____ Record list

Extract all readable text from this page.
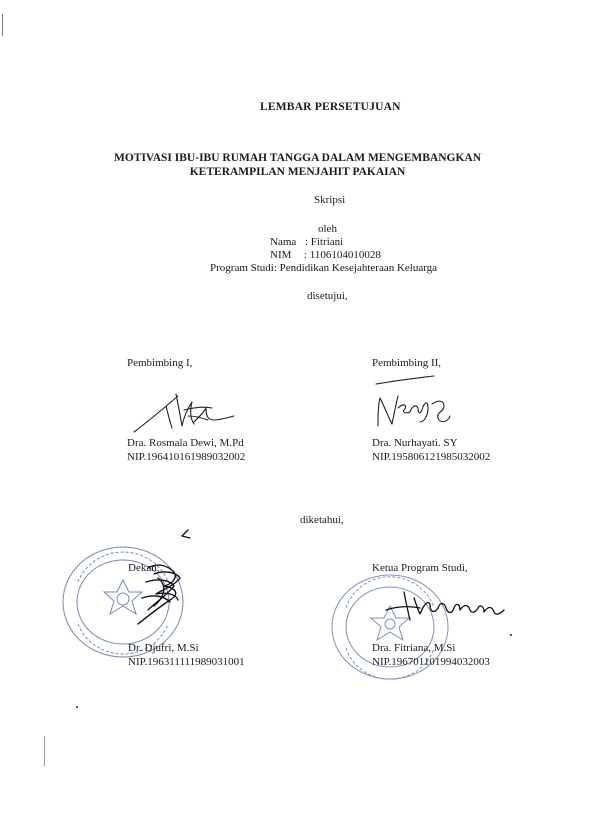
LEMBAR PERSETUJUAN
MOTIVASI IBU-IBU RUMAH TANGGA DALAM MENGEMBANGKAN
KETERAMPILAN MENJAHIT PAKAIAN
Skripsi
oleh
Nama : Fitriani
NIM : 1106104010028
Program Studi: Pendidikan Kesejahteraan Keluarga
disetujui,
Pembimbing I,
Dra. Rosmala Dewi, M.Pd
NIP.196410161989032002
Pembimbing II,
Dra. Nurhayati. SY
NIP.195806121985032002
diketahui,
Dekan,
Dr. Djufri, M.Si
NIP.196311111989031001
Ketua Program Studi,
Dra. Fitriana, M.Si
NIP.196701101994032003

________

[Problem]:
Return each line of the data, keeping its wording exact and omitting pictures.

[Result]:
Extract all readable text from this page.
LEMBAR PERSETUJUAN
MOTIVASI IBU-IBU RUMAH TANGGA DALAM MENGEMBANGKAN
KETERAMPILAN MENJAHIT PAKAIAN
Skripsi
oleh
Nama : Fitriani
NIM : 1106104010028
Program Studi: Pendidikan Kesejahteraan Keluarga
disetujui,
Pembimbing I,
Dra. Rosmala Dewi, M.Pd
NIP.196410161989032002
Pembimbing II,
Dra. Nurhayati. SY
NIP.195806121985032002
diketahui,
Dekan,
Dr. Djufri, M.Si
NIP.196311111989031001
Ketua Program Studi,
Dra. Fitriana, M.Si
NIP.196701101994032003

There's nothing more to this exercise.